======== Data for this task
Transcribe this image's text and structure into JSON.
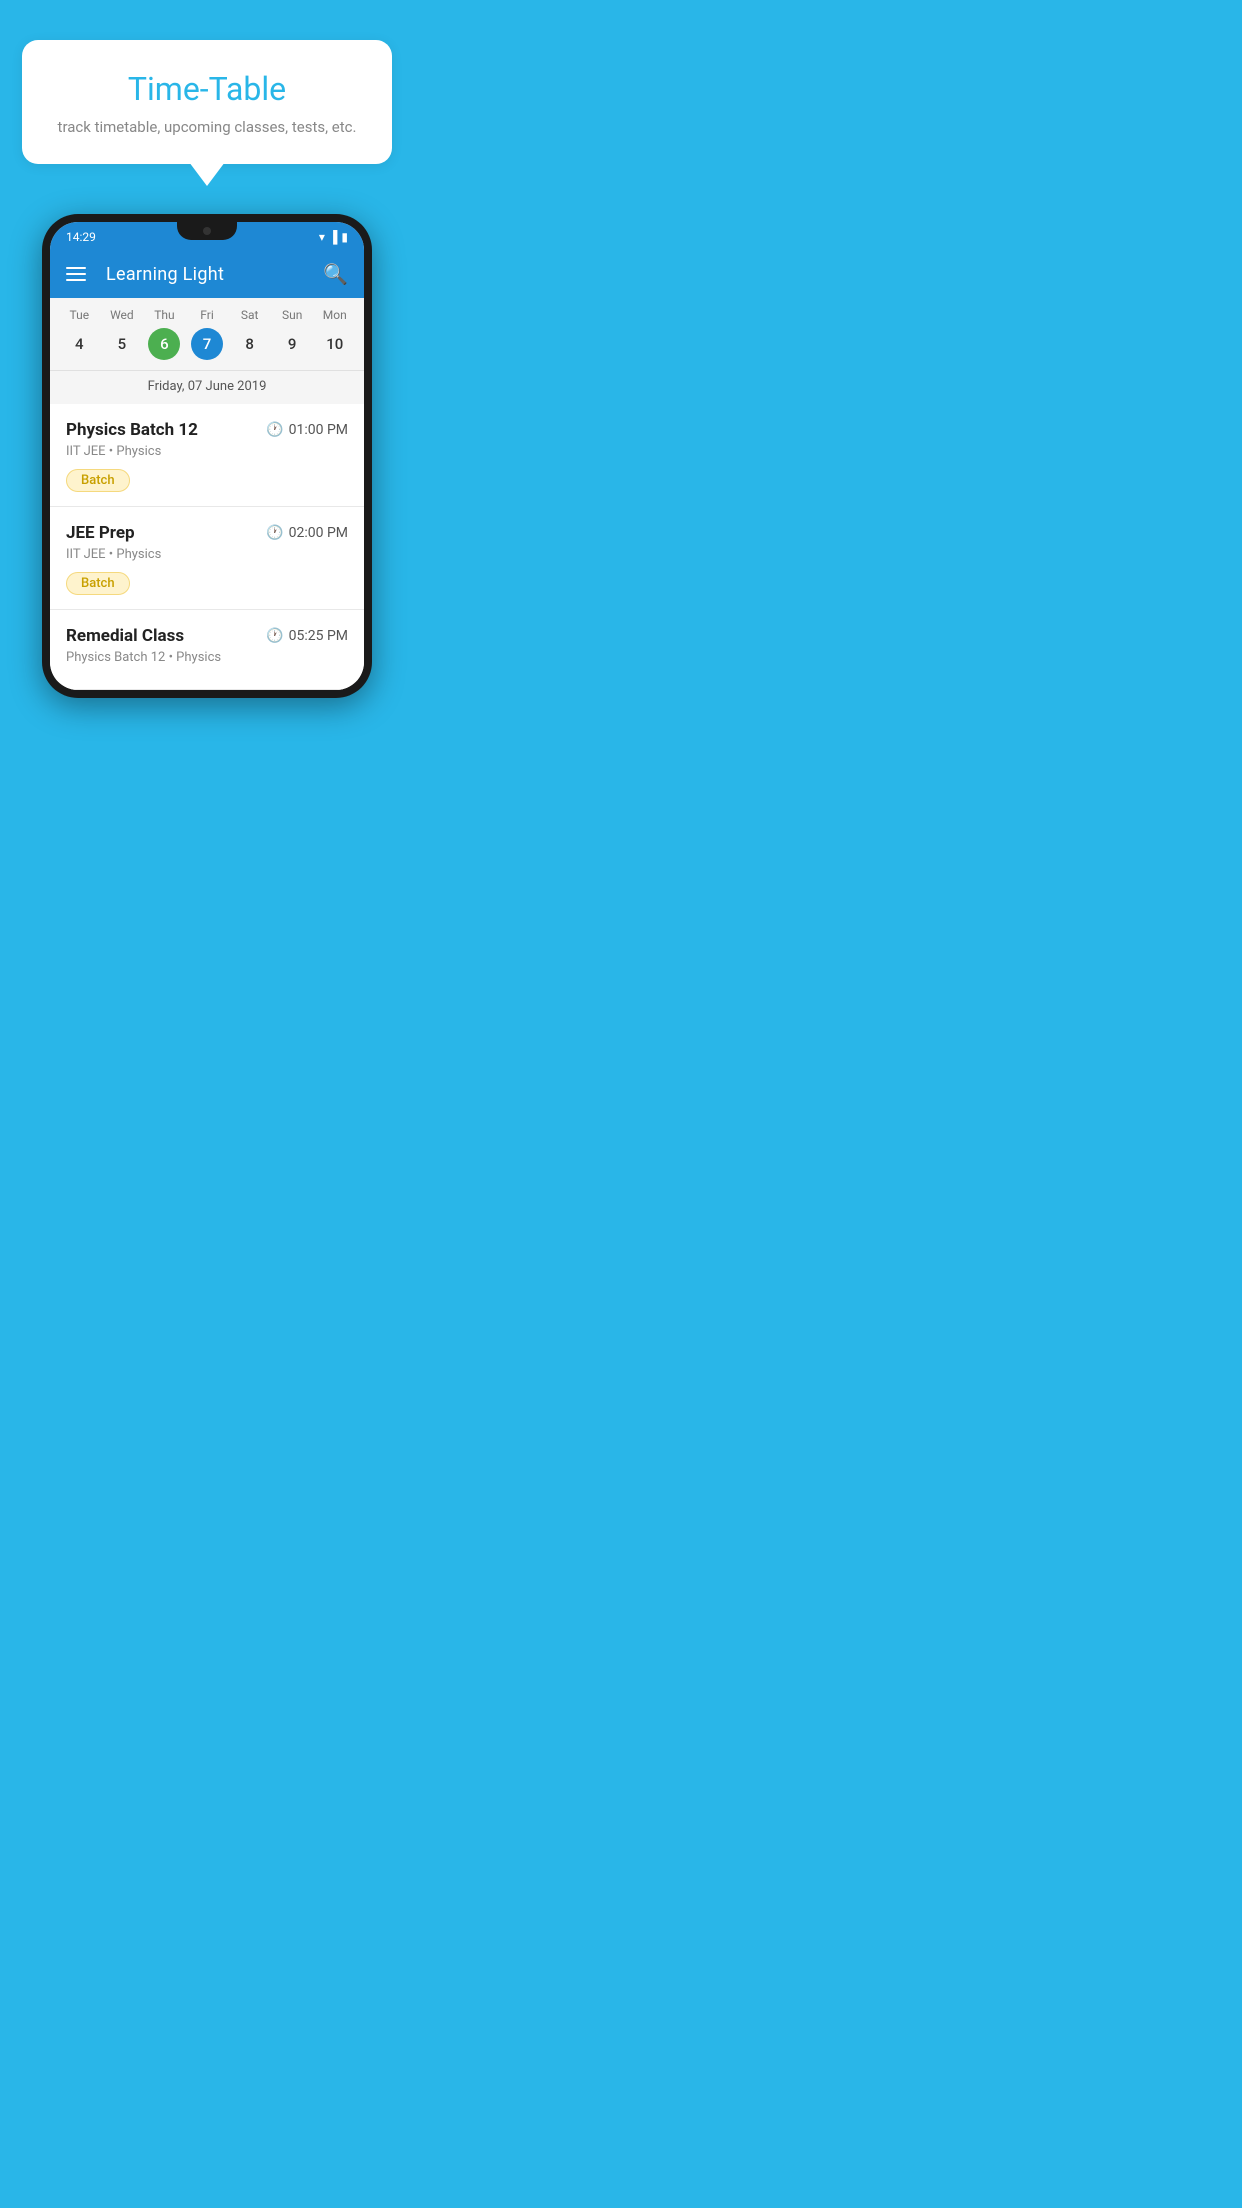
{
  "background": "#29b6e8",
  "bubble": {
    "title": "Time-Table",
    "subtitle": "track timetable, upcoming classes, tests, etc."
  },
  "app": {
    "title": "Learning Light"
  },
  "status_bar": {
    "time": "14:29"
  },
  "calendar": {
    "selected_date_label": "Friday, 07 June 2019",
    "days": [
      {
        "name": "Tue",
        "num": "4",
        "state": "normal"
      },
      {
        "name": "Wed",
        "num": "5",
        "state": "normal"
      },
      {
        "name": "Thu",
        "num": "6",
        "state": "today"
      },
      {
        "name": "Fri",
        "num": "7",
        "state": "selected"
      },
      {
        "name": "Sat",
        "num": "8",
        "state": "normal"
      },
      {
        "name": "Sun",
        "num": "9",
        "state": "normal"
      },
      {
        "name": "Mon",
        "num": "10",
        "state": "normal"
      }
    ]
  },
  "classes": [
    {
      "name": "Physics Batch 12",
      "time": "01:00 PM",
      "subject": "IIT JEE • Physics",
      "badge": "Batch"
    },
    {
      "name": "JEE Prep",
      "time": "02:00 PM",
      "subject": "IIT JEE • Physics",
      "badge": "Batch"
    },
    {
      "name": "Remedial Class",
      "time": "05:25 PM",
      "subject": "Physics Batch 12 • Physics",
      "badge": null
    }
  ],
  "icons": {
    "menu": "hamburger-menu-icon",
    "search": "search-icon",
    "clock": "clock-icon"
  }
}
================
_Problem details:_ Leave images out of the retyped records; keep all else exact.

_Correct answer:_
Transcribe this image's text and structure into JSON.
{
  "background": "#29b6e8",
  "bubble": {
    "title": "Time-Table",
    "subtitle": "track timetable, upcoming classes, tests, etc."
  },
  "app": {
    "title": "Learning Light"
  },
  "status_bar": {
    "time": "14:29"
  },
  "calendar": {
    "selected_date_label": "Friday, 07 June 2019",
    "days": [
      {
        "name": "Tue",
        "num": "4",
        "state": "normal"
      },
      {
        "name": "Wed",
        "num": "5",
        "state": "normal"
      },
      {
        "name": "Thu",
        "num": "6",
        "state": "today"
      },
      {
        "name": "Fri",
        "num": "7",
        "state": "selected"
      },
      {
        "name": "Sat",
        "num": "8",
        "state": "normal"
      },
      {
        "name": "Sun",
        "num": "9",
        "state": "normal"
      },
      {
        "name": "Mon",
        "num": "10",
        "state": "normal"
      }
    ]
  },
  "classes": [
    {
      "name": "Physics Batch 12",
      "time": "01:00 PM",
      "subject": "IIT JEE • Physics",
      "badge": "Batch"
    },
    {
      "name": "JEE Prep",
      "time": "02:00 PM",
      "subject": "IIT JEE • Physics",
      "badge": "Batch"
    },
    {
      "name": "Remedial Class",
      "time": "05:25 PM",
      "subject": "Physics Batch 12 • Physics",
      "badge": null
    }
  ],
  "icons": {
    "menu": "hamburger-menu-icon",
    "search": "search-icon",
    "clock": "clock-icon"
  }
}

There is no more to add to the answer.